_THE REQUEST:_
Return only the number of lines that hold "JSON".

_Rows from a figure dataset:_
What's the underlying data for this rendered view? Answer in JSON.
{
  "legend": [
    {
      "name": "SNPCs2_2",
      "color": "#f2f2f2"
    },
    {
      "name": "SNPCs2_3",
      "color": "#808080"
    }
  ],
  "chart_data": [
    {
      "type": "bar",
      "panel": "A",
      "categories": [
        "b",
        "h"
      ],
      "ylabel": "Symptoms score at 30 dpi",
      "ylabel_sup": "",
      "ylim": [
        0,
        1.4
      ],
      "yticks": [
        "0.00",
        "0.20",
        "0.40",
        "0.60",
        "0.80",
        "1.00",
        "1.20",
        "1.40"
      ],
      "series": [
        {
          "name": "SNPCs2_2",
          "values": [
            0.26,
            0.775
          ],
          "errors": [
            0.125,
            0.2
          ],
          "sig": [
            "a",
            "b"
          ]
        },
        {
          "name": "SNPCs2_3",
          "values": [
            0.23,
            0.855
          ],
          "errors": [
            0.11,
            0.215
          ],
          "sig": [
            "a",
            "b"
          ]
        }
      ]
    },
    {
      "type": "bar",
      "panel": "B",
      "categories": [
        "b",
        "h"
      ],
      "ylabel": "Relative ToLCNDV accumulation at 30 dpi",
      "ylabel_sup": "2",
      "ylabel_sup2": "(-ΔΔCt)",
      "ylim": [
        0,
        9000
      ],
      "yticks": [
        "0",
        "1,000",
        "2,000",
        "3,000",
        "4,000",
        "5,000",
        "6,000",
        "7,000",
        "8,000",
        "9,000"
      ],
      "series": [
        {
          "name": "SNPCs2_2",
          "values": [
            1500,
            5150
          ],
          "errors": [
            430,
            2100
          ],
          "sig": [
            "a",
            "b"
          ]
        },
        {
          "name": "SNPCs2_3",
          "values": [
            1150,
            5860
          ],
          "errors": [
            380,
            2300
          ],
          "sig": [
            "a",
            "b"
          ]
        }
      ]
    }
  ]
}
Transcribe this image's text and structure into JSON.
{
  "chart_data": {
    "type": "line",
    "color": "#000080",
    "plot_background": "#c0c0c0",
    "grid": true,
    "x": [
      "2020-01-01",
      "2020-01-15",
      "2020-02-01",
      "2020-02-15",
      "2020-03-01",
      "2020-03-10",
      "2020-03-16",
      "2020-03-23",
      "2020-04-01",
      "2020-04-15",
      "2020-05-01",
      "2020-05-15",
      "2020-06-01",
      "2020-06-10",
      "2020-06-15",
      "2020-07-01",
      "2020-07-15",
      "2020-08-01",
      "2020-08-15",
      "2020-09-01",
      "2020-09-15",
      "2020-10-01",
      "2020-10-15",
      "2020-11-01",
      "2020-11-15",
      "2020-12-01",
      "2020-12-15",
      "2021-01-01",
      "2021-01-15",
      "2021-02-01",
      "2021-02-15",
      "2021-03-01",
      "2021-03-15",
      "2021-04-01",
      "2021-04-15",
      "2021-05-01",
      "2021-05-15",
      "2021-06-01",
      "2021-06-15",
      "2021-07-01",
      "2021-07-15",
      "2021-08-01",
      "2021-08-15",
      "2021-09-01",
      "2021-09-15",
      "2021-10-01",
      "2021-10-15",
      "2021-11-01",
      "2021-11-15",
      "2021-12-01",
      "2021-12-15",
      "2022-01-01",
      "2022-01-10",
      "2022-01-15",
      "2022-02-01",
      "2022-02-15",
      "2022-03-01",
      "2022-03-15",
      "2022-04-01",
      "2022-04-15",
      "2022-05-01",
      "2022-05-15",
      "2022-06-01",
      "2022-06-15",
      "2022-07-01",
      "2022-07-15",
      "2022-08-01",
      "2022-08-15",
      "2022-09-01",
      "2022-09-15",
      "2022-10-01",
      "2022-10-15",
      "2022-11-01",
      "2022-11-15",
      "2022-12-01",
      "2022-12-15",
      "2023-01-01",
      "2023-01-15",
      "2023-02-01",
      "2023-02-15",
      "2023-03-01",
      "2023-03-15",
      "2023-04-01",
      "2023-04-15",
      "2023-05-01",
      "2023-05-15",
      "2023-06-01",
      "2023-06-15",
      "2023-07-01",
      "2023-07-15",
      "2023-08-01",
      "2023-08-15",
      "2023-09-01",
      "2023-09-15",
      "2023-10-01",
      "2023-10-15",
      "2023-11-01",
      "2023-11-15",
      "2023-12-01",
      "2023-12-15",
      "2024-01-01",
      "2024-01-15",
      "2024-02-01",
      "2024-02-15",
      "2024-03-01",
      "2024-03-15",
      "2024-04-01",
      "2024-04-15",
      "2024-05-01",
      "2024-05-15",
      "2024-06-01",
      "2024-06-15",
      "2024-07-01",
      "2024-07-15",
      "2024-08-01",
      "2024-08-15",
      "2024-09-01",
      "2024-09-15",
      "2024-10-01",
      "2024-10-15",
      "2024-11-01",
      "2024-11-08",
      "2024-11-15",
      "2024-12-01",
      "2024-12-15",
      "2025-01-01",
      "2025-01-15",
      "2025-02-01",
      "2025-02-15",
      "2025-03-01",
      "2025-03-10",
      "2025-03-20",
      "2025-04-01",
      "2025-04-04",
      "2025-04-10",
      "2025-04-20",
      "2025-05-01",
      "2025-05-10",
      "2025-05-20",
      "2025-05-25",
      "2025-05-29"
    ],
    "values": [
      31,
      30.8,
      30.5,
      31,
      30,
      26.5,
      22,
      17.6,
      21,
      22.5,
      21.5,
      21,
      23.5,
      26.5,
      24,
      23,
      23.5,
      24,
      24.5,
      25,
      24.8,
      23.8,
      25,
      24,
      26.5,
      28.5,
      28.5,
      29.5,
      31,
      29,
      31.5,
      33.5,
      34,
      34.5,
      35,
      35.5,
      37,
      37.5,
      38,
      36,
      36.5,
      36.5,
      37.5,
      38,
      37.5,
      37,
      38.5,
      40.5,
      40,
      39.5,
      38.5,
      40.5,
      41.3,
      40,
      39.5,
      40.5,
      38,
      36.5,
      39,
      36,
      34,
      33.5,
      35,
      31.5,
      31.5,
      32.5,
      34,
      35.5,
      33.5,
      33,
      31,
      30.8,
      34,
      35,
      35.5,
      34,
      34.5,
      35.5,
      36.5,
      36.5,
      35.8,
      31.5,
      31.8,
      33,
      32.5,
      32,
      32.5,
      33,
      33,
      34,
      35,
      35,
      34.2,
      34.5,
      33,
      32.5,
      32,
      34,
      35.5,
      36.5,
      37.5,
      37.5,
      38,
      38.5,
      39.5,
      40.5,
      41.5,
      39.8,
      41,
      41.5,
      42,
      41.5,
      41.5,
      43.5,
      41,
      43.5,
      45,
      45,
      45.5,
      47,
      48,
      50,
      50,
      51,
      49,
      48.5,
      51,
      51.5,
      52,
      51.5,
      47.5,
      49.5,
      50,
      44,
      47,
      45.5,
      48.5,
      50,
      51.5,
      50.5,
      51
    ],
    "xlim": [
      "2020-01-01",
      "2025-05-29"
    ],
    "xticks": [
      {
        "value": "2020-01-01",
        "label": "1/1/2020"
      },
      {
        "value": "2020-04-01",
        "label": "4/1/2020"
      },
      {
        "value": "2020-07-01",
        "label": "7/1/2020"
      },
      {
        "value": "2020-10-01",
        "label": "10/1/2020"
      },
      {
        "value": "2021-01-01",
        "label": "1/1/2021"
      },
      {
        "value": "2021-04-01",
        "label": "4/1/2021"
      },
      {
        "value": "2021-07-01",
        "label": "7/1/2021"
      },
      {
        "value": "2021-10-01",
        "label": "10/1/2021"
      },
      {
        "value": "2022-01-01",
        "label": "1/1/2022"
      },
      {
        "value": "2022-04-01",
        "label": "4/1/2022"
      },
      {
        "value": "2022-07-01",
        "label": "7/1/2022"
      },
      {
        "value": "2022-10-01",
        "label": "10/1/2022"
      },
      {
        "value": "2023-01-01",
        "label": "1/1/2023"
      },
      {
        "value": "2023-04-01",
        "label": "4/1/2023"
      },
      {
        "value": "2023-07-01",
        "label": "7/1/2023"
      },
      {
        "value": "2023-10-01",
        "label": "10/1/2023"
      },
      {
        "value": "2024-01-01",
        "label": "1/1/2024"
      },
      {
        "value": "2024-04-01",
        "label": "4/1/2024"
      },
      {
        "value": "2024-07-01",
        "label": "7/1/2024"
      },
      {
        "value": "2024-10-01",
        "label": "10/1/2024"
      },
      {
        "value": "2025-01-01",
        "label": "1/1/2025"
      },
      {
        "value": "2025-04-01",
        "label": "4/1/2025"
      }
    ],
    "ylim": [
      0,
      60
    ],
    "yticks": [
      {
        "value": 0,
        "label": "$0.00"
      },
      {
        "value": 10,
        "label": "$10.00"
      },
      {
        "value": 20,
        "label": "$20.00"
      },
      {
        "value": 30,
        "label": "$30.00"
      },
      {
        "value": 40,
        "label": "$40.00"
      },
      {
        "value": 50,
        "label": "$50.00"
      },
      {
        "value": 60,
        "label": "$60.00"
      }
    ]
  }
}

_RESPONSE:_
2